[Dataset excerpt]

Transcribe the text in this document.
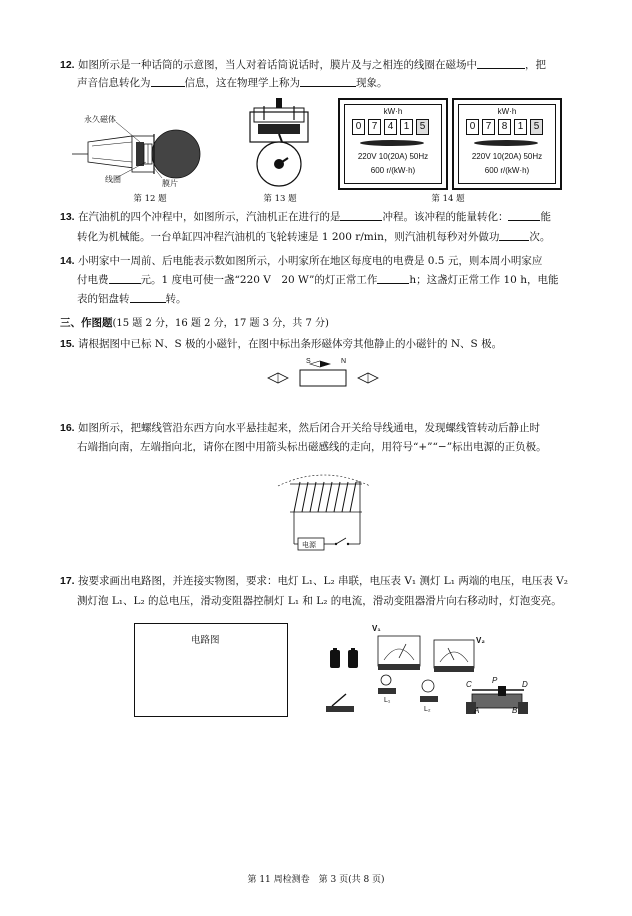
12. 如图所示是一种话筒的示意图，当人对着话筒说话时，膜片及与之相连的线圈在磁场中	，把
声音信息转化为	信息，这在物理学上称为	现象。
永久磁体
线圈	膜片
第 12 题	第 13 题
kW·h
0	7	4	1	5
220V 10(20A) 50Hz
600 r/(kW·h)
kW·h
0	7	8	1	5
220V 10(20A) 50Hz
600 r/(kW·h)
第 14 题
13. 在汽油机的四个冲程中，如图所示，汽油机正在进行的是	冲程。该冲程的能量转化：	能
转化为机械能。一台单缸四冲程汽油机的飞轮转速是 1 200 r/min，则汽油机每秒对外做功	次。
14. 小明家中一周前、后电能表示数如图所示，小明家所在地区每度电的电费是 0.5 元，则本周小明家应
付电费	元。1 度电可使一盏“220 V　20 W”的灯正常工作	h；这盏灯正常工作 10 h，电能
表的铝盘转	转。
三、作图题(15 题 2 分，16 题 2 分，17 题 3 分，共 7 分)
15. 请根据图中已标 N、S 极的小磁针，在图中标出条形磁体旁其他静止的小磁针的 N、S 极。
S	N
16. 如图所示，把螺线管沿东西方向水平悬挂起来，然后闭合开关给导线通电，发现螺线管转动后静止时
右端指向南，左端指向北，请你在图中用箭头标出磁感线的走向，用符号“+”“−”标出电源的正负极。
电源
17. 按要求画出电路图，并连接实物图，要求：电灯 L₁、L₂ 串联，电压表 V₁ 测灯 L₁ 两端的电压，电压表 V₂
测灯泡 L₁、L₂ 的总电压，滑动变阻器控制灯 L₁ 和 L₂ 的电流，滑动变阻器滑片向右移动时，灯泡变亮。
电路图
V₁
V₂
L₁
L₂
C	P	D
A	B
第 11 周检测卷　第 3 页(共 8 页)
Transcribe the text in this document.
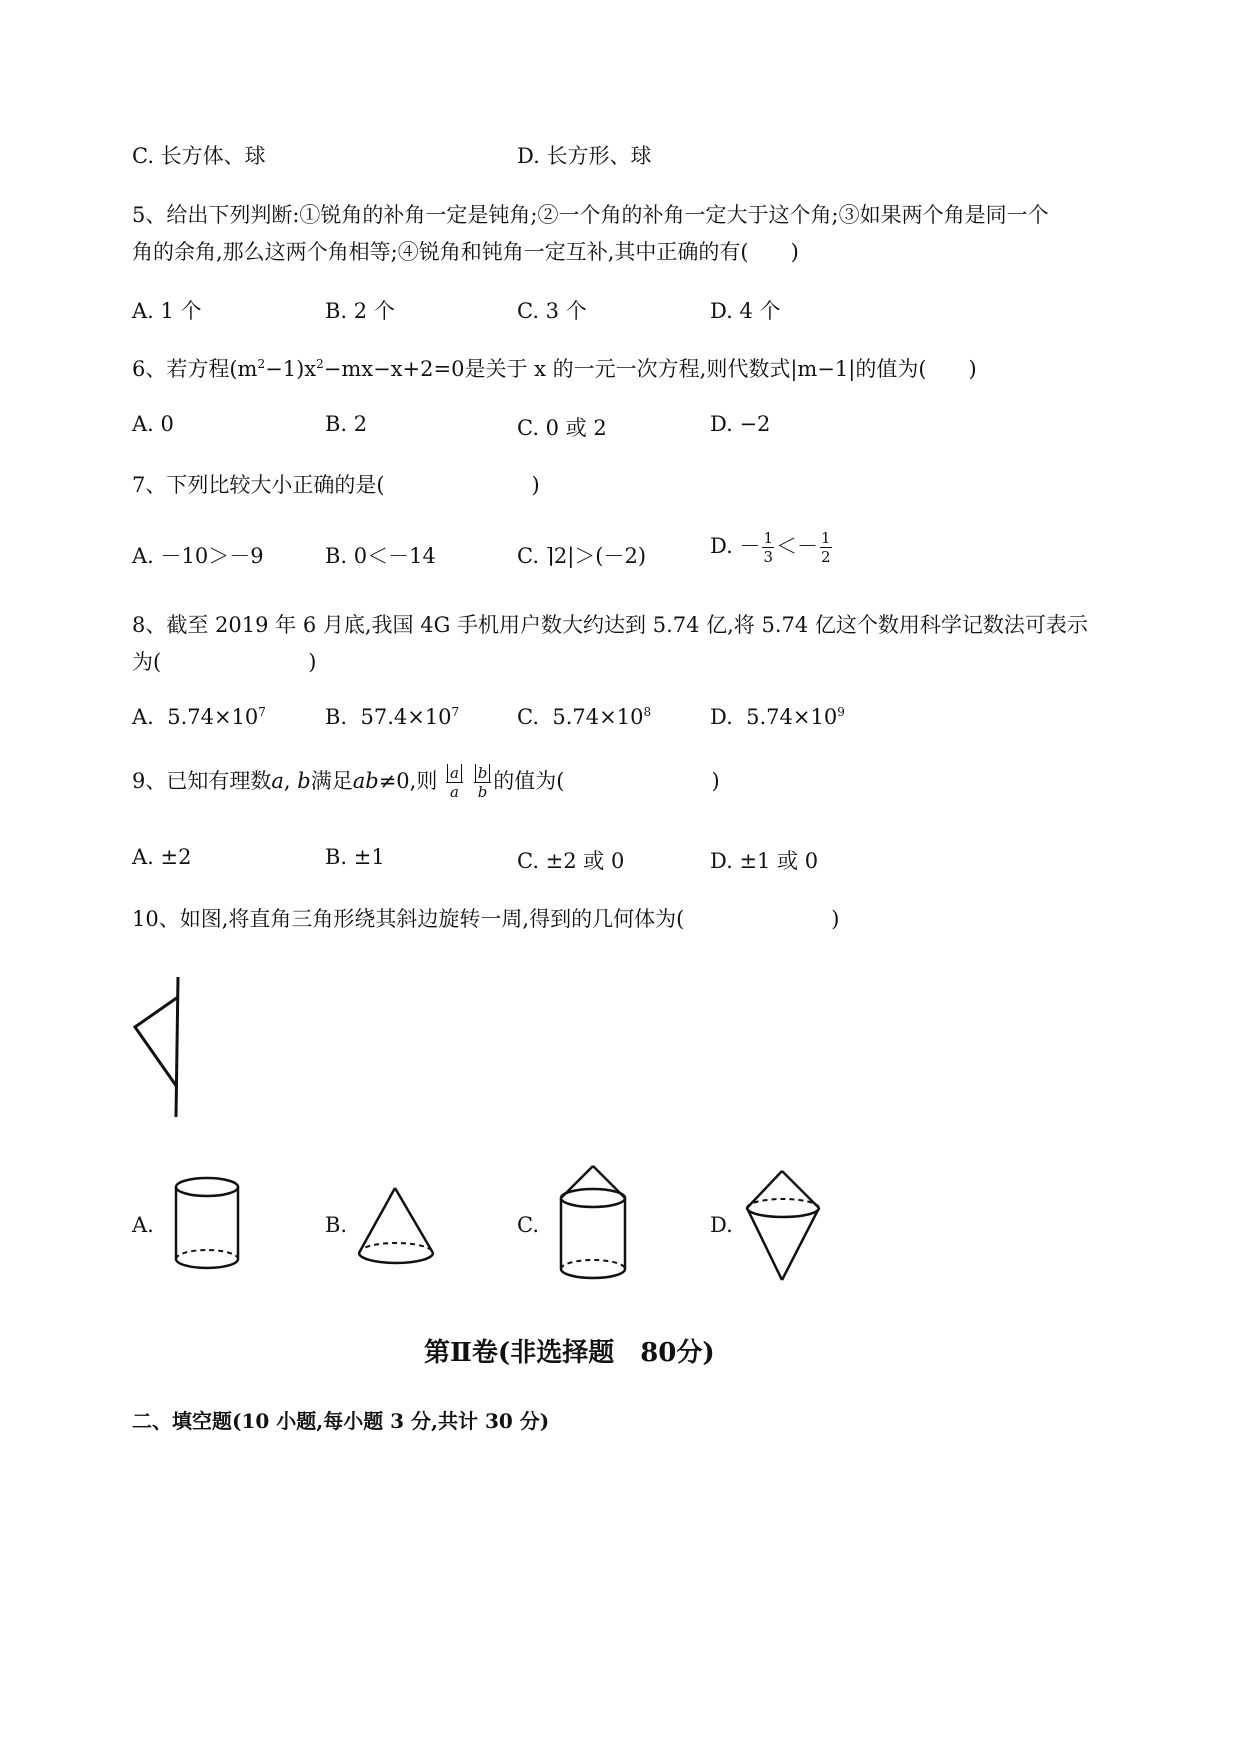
C. 长方体、球	D. 长方形、球
5、给出下列判断:①锐角的补角一定是钝角;②一个角的补角一定大于这个角;③如果两个角是同一个
角的余角,那么这两个角相等;④锐角和钝角一定互补,其中正确的有(　　)
A. 1 个	B. 2 个	C. 3 个	D. 4 个
6、若方程$(m^2-1)x^2-mx-x+2=0$是关于 x 的一元一次方程,则代数式|m−1|的值为(　　)
A. 0	B. 2	C. 0 或 2	D. −2
7、下列比较大小正确的是(　　　　　　　)
A. －10＞－9	B. 0＜－14	C. ⌉2|＞(－2)	D. － $\frac{1}{3} <- \frac{1}{2}$
8、截至 2019 年 6 月底,我国 4G 手机用户数大约达到 5.74 亿,将 5.74 亿这个数用科学记数法可表示
为(　　　　　　　)
A. $5.74\times 10^7$	B. $57.4\times 10^7$	C. $5.74\times 10^8$	D. $5.74\times 10^9$
9、已知有理数a, b满足ab≠0,则 $\frac{a}{a}$
$\frac{b}{b}$ 的值为(　　　　　　　)
A. ±2	B. ±1	C. ±2 或 0	D. ±1 或 0
10、如图,将直角三角形绕其斜边旋转一周,得到的几何体为(　　　　　　　)
A.	B.	C.	D.
第Ⅱ卷(非选择题　80分)
二、填空题(10 小题,每小题 3 分,共计 30 分)
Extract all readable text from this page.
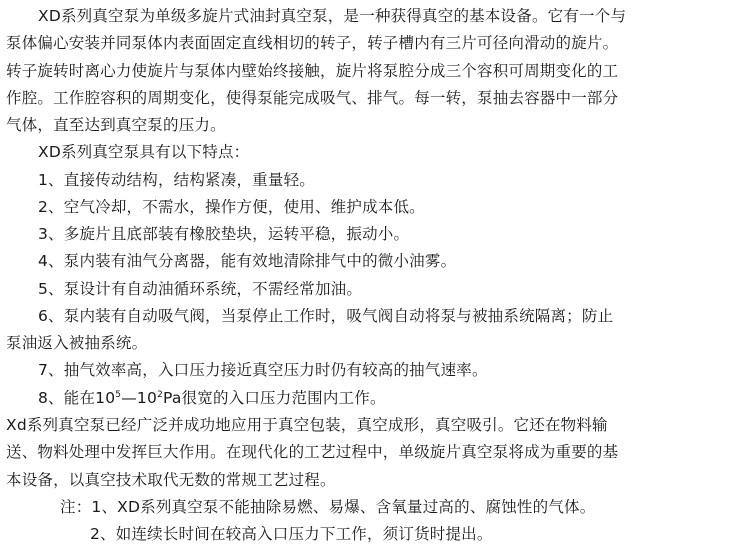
XD系列真空泵为单级多旋片式油封真空泵，是一种获得真空的基本设备。它有一个与
泵体偏心安装并同泵体内表面固定直线相切的转子，转子槽内有三片可径向滑动的旋片。
转子旋转时离心力使旋片与泵体内壁始终接触，旋片将泵腔分成三个容积可周期变化的工
作腔。工作腔容积的周期变化，使得泵能完成吸气、排气。每一转，泵抽去容器中一部分
气体，直至达到真空泵的压力。
XD系列真空泵具有以下特点：
1、直接传动结构，结构紧凑，重量轻。
2、空气冷却，不需水，操作方便，使用、维护成本低。
3、多旋片且底部装有橡胶垫块，运转平稳，振动小。
4、泵内装有油气分离器，能有效地清除排气中的微小油雾。
5、泵设计有自动油循环系统，不需经常加油。
6、泵内装有自动吸气阀，当泵停止工作时，吸气阀自动将泵与被抽系统隔离；防止
泵油返入被抽系统。
7、抽气效率高，入口压力接近真空压力时仍有较高的抽气速率。
8、能在$10^5—10^2Pa$很宽的入口压力范围内工作。
Xd系列真空泵已经广泛并成功地应用于真空包装，真空成形，真空吸引。它还在物料输
送、物料处理中发挥巨大作用。在现代化的工艺过程中，单级旋片真空泵将成为重要的基
本设备，以真空技术取代无数的常规工艺过程。
注：1、XD系列真空泵不能抽除易燃、易爆、含氧量过高的、腐蚀性的气体。
2、如连续长时间在较高入口压力下工作，须订货时提出。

● What is expected: Output the full set of records above without changing a word, and drop the images.

● Written response:
Transcribe the text in this document.
12. 如图所示是一种话筒的示意图，当人对着话筒说话时，膜片及与之相连的线圈在磁场中	，把
声音信息转化为	信息，这在物理学上称为	现象。
永久磁体
线圈	膜片
第 12 题	第 13 题
kW·h
0	7	4	1	5
220V 10(20A) 50Hz
600 r/(kW·h)
kW·h
0	7	8	1	5
220V 10(20A) 50Hz
600 r/(kW·h)
第 14 题
13. 在汽油机的四个冲程中，如图所示，汽油机正在进行的是	冲程。该冲程的能量转化：	能
转化为机械能。一台单缸四冲程汽油机的飞轮转速是 1 200 r/min，则汽油机每秒对外做功	次。
14. 小明家中一周前、后电能表示数如图所示，小明家所在地区每度电的电费是 0.5 元，则本周小明家应
付电费	元。1 度电可使一盏“220 V　20 W”的灯正常工作	h；这盏灯正常工作 10 h，电能
表的铝盘转	转。
三、作图题(15 题 2 分，16 题 2 分，17 题 3 分，共 7 分)
15. 请根据图中已标 N、S 极的小磁针，在图中标出条形磁体旁其他静止的小磁针的 N、S 极。
S	N
16. 如图所示，把螺线管沿东西方向水平悬挂起来，然后闭合开关给导线通电，发现螺线管转动后静止时
右端指向南，左端指向北，请你在图中用箭头标出磁感线的走向，用符号“+”“−”标出电源的正负极。
电源
17. 按要求画出电路图，并连接实物图，要求：电灯 L₁、L₂ 串联，电压表 V₁ 测灯 L₁ 两端的电压，电压表 V₂
测灯泡 L₁、L₂ 的总电压，滑动变阻器控制灯 L₁ 和 L₂ 的电流，滑动变阻器滑片向右移动时，灯泡变亮。
电路图
V₁
V₂
L₁
L₂
C	P	D
A	B
第 11 周检测卷　第 3 页(共 8 页)
Transcribe the text in this document.
C. 长方体、球	D. 长方形、球
5、给出下列判断:①锐角的补角一定是钝角;②一个角的补角一定大于这个角;③如果两个角是同一个
角的余角,那么这两个角相等;④锐角和钝角一定互补,其中正确的有(　　)
A. 1 个	B. 2 个	C. 3 个	D. 4 个
6、若方程$(m^2-1)x^2-mx-x+2=0$是关于 x 的一元一次方程,则代数式|m−1|的值为(　　)
A. 0	B. 2	C. 0 或 2	D. −2
7、下列比较大小正确的是(　　　　　　　)
A. －10＞－9	B. 0＜－14	C. ⌉2|＞(－2)	D. － $\frac{1}{3} <- \frac{1}{2}$
8、截至 2019 年 6 月底,我国 4G 手机用户数大约达到 5.74 亿,将 5.74 亿这个数用科学记数法可表示
为(　　　　　　　)
A. $5.74\times 10^7$	B. $57.4\times 10^7$	C. $5.74\times 10^8$	D. $5.74\times 10^9$
9、已知有理数a, b满足ab≠0,则 $\frac{a}{a}$
$\frac{b}{b}$ 的值为(　　　　　　　)
A. ±2	B. ±1	C. ±2 或 0	D. ±1 或 0
10、如图,将直角三角形绕其斜边旋转一周,得到的几何体为(　　　　　　　)
A.	B.	C.	D.
第Ⅱ卷(非选择题　80分)
二、填空题(10 小题,每小题 3 分,共计 30 分)
Extract all readable text from this page.
XD系列真空泵为单级多旋片式油封真空泵，是一种获得真空的基本设备。它有一个与
泵体偏心安装并同泵体内表面固定直线相切的转子，转子槽内有三片可径向滑动的旋片。
转子旋转时离心力使旋片与泵体内壁始终接触，旋片将泵腔分成三个容积可周期变化的工
作腔。工作腔容积的周期变化，使得泵能完成吸气、排气。每一转，泵抽去容器中一部分
气体，直至达到真空泵的压力。
XD系列真空泵具有以下特点：
1、直接传动结构，结构紧凑，重量轻。
2、空气冷却，不需水，操作方便，使用、维护成本低。
3、多旋片且底部装有橡胶垫块，运转平稳，振动小。
4、泵内装有油气分离器，能有效地清除排气中的微小油雾。
5、泵设计有自动油循环系统，不需经常加油。
6、泵内装有自动吸气阀，当泵停止工作时，吸气阀自动将泵与被抽系统隔离；防止
泵油返入被抽系统。
7、抽气效率高，入口压力接近真空压力时仍有较高的抽气速率。
8、能在$10^5—10^2Pa$很宽的入口压力范围内工作。
Xd系列真空泵已经广泛并成功地应用于真空包装，真空成形，真空吸引。它还在物料输
送、物料处理中发挥巨大作用。在现代化的工艺过程中，单级旋片真空泵将成为重要的基
本设备，以真空技术取代无数的常规工艺过程。
注：1、XD系列真空泵不能抽除易燃、易爆、含氧量过高的、腐蚀性的气体。
2、如连续长时间在较高入口压力下工作，须订货时提出。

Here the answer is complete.